[Recorded data]
[BEGIN]

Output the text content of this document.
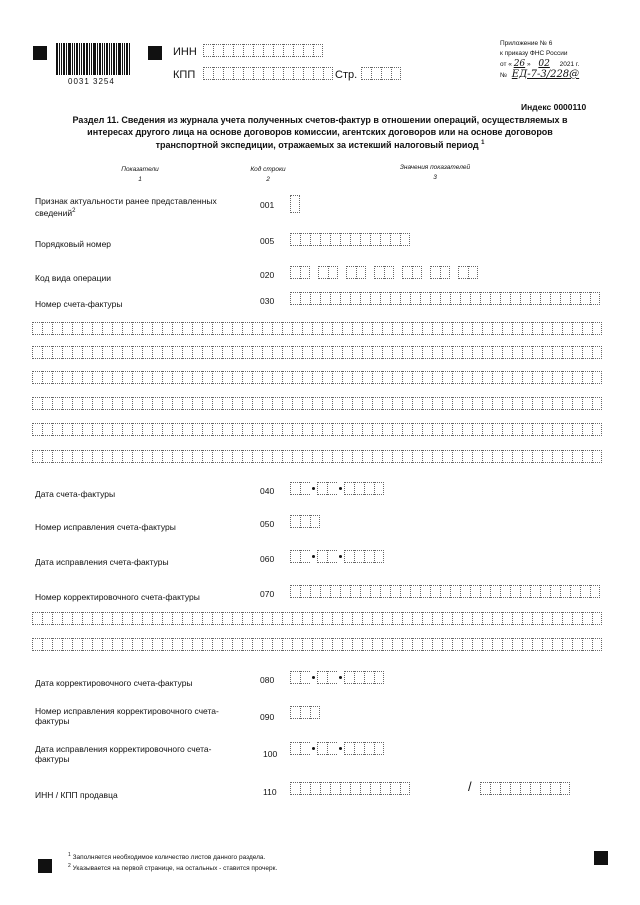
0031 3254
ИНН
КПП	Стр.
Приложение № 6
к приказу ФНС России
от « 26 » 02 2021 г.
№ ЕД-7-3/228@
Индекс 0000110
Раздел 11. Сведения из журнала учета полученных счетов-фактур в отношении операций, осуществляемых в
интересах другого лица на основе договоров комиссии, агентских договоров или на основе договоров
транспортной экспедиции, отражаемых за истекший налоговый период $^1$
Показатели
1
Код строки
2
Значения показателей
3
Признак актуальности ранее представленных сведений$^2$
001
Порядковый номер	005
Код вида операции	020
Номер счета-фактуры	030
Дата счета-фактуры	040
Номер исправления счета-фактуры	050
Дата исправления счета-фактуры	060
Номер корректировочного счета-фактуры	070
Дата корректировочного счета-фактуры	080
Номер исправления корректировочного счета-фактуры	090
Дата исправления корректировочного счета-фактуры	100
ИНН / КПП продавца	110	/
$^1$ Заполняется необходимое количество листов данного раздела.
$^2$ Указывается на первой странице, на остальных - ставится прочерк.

[END]
[BEGIN]

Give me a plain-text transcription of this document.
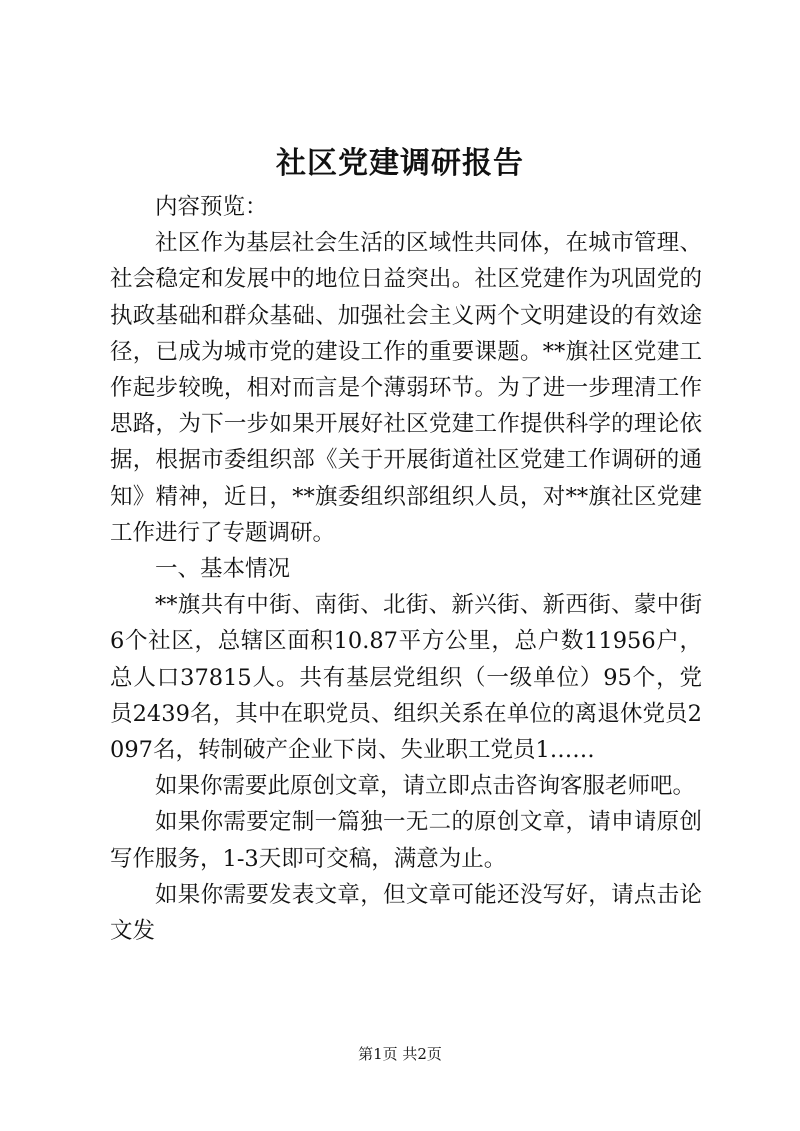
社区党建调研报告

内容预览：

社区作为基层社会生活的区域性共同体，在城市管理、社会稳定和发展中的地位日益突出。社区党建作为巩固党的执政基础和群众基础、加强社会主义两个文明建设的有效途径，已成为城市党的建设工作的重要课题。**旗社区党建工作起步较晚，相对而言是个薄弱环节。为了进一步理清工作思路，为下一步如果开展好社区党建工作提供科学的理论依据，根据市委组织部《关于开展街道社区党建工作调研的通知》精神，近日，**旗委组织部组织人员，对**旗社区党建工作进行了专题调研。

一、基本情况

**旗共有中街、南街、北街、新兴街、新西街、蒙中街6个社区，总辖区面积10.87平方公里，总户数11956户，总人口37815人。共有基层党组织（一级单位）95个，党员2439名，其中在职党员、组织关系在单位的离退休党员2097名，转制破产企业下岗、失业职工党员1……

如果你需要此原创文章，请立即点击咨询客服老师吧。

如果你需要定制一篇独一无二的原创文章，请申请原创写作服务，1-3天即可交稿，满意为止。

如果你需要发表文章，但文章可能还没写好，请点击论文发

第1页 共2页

[END]

◆ INSTRUCTION ◆
Go through the listing above and pull out each line containing the word "Дата".

◆ RESULT ◆
Дата счета-фактуры	040
Дата исправления счета-фактуры	060
Дата корректировочного счета-фактуры	080
Дата исправления корректировочного счета-фактуры	100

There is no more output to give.